(Stored entries)
—————
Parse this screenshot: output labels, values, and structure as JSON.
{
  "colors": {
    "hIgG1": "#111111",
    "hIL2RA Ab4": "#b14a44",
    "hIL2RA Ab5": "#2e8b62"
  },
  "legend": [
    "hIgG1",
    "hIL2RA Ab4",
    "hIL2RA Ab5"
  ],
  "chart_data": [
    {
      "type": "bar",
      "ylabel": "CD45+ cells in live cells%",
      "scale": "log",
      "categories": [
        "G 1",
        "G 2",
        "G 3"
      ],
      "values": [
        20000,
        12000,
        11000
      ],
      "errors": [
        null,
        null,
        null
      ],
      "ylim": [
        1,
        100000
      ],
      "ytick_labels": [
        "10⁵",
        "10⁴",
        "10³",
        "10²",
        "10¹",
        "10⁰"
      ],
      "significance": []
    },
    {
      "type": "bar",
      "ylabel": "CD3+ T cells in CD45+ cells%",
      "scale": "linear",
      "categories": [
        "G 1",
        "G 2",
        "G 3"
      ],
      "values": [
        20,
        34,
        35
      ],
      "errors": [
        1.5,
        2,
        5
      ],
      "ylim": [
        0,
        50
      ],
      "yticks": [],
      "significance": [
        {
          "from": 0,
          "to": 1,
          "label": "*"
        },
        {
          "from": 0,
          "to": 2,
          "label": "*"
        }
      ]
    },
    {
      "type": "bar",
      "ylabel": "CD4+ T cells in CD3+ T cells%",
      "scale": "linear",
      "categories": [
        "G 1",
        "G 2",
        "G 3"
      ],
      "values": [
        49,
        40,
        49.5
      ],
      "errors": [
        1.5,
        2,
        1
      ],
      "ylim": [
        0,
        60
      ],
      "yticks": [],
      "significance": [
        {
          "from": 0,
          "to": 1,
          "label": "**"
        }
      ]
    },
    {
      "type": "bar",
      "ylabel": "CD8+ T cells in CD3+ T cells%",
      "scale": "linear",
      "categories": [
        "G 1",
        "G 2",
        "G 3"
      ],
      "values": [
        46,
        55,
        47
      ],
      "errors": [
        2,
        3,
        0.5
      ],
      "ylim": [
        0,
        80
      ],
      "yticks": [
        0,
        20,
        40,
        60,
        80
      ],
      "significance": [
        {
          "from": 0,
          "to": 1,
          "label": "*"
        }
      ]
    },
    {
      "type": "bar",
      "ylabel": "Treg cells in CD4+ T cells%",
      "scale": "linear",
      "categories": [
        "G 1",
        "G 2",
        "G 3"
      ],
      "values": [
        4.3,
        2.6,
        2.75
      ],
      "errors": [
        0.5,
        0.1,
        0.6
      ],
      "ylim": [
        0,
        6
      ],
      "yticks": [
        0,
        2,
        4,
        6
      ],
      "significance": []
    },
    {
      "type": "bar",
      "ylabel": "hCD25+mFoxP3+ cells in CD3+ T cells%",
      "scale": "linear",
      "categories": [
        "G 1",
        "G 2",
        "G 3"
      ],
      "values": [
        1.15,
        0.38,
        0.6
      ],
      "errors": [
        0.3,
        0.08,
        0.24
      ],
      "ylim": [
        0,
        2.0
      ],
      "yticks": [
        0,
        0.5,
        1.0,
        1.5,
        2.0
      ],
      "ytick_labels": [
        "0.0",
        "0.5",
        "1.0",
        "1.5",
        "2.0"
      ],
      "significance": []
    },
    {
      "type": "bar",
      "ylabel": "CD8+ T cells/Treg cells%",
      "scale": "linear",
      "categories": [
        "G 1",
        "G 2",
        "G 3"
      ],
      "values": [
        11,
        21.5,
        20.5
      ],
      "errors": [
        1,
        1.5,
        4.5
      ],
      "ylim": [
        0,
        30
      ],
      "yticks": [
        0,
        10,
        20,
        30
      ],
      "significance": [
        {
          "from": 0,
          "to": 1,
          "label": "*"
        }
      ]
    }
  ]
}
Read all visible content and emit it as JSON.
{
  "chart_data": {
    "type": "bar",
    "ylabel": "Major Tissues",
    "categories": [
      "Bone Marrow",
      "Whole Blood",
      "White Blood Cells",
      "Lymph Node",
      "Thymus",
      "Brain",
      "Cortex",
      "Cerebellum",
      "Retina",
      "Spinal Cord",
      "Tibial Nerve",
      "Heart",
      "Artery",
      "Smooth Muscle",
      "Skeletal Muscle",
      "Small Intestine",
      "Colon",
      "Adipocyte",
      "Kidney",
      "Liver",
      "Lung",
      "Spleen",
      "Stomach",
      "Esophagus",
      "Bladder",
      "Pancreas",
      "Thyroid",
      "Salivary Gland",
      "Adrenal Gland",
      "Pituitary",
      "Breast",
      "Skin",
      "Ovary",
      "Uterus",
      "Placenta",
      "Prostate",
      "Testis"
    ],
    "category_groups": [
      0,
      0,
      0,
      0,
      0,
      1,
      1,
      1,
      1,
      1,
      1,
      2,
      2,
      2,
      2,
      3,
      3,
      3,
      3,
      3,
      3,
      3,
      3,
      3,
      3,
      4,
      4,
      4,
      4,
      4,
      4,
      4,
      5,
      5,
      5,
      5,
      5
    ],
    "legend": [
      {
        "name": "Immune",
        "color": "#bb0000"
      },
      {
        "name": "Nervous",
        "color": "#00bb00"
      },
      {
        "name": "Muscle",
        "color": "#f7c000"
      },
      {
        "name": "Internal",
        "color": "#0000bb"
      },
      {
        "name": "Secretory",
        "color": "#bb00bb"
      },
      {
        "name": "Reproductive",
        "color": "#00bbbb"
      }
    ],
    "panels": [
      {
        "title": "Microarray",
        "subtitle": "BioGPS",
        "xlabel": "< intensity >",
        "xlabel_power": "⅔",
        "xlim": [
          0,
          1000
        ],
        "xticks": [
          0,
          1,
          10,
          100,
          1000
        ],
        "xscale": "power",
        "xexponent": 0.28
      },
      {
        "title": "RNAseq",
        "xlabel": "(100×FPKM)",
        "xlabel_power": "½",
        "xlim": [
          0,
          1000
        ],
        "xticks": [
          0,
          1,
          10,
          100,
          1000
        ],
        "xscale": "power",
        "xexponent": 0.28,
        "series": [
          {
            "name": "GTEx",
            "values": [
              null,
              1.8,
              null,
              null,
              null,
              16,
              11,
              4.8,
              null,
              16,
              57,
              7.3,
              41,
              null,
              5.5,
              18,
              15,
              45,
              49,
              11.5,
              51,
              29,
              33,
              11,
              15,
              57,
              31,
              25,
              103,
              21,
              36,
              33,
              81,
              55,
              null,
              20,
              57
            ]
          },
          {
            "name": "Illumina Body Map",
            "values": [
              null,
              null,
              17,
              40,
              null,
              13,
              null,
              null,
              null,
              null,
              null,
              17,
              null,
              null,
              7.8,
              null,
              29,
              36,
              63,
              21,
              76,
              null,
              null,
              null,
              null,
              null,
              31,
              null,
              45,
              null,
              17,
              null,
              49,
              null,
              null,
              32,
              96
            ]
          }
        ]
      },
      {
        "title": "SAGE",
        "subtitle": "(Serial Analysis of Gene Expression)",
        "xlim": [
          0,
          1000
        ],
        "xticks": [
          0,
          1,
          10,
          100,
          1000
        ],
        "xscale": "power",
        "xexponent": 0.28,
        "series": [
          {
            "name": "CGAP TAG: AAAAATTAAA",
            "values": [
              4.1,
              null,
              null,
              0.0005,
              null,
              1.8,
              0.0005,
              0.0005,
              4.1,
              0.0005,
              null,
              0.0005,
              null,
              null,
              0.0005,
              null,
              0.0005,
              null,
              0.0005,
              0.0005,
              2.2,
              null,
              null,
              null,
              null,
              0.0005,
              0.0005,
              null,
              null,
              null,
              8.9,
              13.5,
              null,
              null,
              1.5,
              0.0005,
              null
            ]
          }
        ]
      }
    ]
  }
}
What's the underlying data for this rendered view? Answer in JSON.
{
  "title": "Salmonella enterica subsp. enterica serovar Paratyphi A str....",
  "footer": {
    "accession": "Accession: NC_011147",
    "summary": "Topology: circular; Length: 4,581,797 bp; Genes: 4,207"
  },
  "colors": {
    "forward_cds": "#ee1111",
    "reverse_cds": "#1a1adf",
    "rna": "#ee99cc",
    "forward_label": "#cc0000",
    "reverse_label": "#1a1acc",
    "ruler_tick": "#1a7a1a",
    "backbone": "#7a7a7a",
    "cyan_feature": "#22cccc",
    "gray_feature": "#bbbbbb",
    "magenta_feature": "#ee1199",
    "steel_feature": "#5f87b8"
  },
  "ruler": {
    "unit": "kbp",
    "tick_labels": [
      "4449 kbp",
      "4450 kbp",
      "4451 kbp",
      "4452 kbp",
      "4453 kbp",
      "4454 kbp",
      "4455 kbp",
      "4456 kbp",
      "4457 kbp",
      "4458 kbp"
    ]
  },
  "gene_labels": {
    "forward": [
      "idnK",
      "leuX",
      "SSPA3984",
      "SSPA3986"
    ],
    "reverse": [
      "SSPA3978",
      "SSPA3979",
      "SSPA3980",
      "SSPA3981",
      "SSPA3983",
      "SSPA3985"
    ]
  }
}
—————
→ What you should do
Pull from the data each line where the string "Treg" turns up.

→ Solution
      "ylabel": "Treg cells in CD4+ T cells%",
      "ylabel": "CD8+ T cells/Treg cells%",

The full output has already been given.